▶ [Objective]:
Set down the full listing exactly, character for character.

▶ [Raw records]:
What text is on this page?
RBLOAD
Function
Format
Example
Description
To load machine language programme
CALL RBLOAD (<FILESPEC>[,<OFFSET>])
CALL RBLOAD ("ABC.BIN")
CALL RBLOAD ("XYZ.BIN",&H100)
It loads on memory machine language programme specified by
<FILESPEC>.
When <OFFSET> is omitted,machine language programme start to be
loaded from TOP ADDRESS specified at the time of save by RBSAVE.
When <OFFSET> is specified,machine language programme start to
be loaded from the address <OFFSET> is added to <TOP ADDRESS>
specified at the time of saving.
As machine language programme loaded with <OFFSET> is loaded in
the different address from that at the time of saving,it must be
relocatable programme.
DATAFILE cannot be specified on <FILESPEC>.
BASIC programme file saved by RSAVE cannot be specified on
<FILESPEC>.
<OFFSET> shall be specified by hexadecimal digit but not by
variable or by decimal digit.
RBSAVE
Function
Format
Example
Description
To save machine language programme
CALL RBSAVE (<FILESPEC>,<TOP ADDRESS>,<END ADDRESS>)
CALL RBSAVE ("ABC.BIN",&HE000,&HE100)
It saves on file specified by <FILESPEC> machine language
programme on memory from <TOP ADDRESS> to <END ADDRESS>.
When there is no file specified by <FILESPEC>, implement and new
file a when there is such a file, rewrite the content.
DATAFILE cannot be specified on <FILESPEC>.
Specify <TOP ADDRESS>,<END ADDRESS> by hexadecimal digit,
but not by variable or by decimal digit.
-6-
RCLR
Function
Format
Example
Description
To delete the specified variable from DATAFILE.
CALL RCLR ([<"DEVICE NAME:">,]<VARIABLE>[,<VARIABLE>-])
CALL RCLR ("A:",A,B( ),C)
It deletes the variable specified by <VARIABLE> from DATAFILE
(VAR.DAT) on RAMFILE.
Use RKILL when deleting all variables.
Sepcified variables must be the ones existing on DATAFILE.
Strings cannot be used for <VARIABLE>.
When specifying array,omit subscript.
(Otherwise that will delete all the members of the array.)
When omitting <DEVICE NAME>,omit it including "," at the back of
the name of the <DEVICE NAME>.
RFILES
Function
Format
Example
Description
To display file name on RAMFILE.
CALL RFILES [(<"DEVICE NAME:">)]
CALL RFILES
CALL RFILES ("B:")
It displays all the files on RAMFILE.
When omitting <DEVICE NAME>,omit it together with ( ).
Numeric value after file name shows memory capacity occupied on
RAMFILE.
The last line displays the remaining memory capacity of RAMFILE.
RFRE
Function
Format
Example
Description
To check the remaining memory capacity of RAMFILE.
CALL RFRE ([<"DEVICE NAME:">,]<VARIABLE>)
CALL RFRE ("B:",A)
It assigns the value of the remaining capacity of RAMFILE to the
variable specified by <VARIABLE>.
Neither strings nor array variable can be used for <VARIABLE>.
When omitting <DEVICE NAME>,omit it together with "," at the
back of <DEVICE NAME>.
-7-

▶ [Response to this task]:
What text is on this page?
RBLOAD
Function
Format
Example
Description
To load machine language programme
CALL RBLOAD (<FILESPEC>[,<OFFSET>])
CALL RBLOAD ("ABC.BIN")
CALL RBLOAD ("XYZ.BIN",&H100)
It loads on memory machine language programme specified by
<FILESPEC>.
When <OFFSET> is omitted,machine language programme start to be
loaded from TOP ADDRESS specified at the time of save by RBSAVE.
When <OFFSET> is specified,machine language programme start to
be loaded from the address <OFFSET> is added to <TOP ADDRESS>
specified at the time of saving.
As machine language programme loaded with <OFFSET> is loaded in
the different address from that at the time of saving,it must be
relocatable programme.
DATAFILE cannot be specified on <FILESPEC>.
BASIC programme file saved by RSAVE cannot be specified on
<FILESPEC>.
<OFFSET> shall be specified by hexadecimal digit but not by
variable or by decimal digit.
RBSAVE
Function
Format
Example
Description
To save machine language programme
CALL RBSAVE (<FILESPEC>,<TOP ADDRESS>,<END ADDRESS>)
CALL RBSAVE ("ABC.BIN",&HE000,&HE100)
It saves on file specified by <FILESPEC> machine language
programme on memory from <TOP ADDRESS> to <END ADDRESS>.
When there is no file specified by <FILESPEC>, implement and new
file a when there is such a file, rewrite the content.
DATAFILE cannot be specified on <FILESPEC>.
Specify <TOP ADDRESS>,<END ADDRESS> by hexadecimal digit,
but not by variable or by decimal digit.
-6-
RCLR
Function
Format
Example
Description
To delete the specified variable from DATAFILE.
CALL RCLR ([<"DEVICE NAME:">,]<VARIABLE>[,<VARIABLE>-])
CALL RCLR ("A:",A,B( ),C)
It deletes the variable specified by <VARIABLE> from DATAFILE
(VAR.DAT) on RAMFILE.
Use RKILL when deleting all variables.
Sepcified variables must be the ones existing on DATAFILE.
Strings cannot be used for <VARIABLE>.
When specifying array,omit subscript.
(Otherwise that will delete all the members of the array.)
When omitting <DEVICE NAME>,omit it including "," at the back of
the name of the <DEVICE NAME>.
RFILES
Function
Format
Example
Description
To display file name on RAMFILE.
CALL RFILES [(<"DEVICE NAME:">)]
CALL RFILES
CALL RFILES ("B:")
It displays all the files on RAMFILE.
When omitting <DEVICE NAME>,omit it together with ( ).
Numeric value after file name shows memory capacity occupied on
RAMFILE.
The last line displays the remaining memory capacity of RAMFILE.
RFRE
Function
Format
Example
Description
To check the remaining memory capacity of RAMFILE.
CALL RFRE ([<"DEVICE NAME:">,]<VARIABLE>)
CALL RFRE ("B:",A)
It assigns the value of the remaining capacity of RAMFILE to the
variable specified by <VARIABLE>.
Neither strings nor array variable can be used for <VARIABLE>.
When omitting <DEVICE NAME>,omit it together with "," at the
back of <DEVICE NAME>.
-7-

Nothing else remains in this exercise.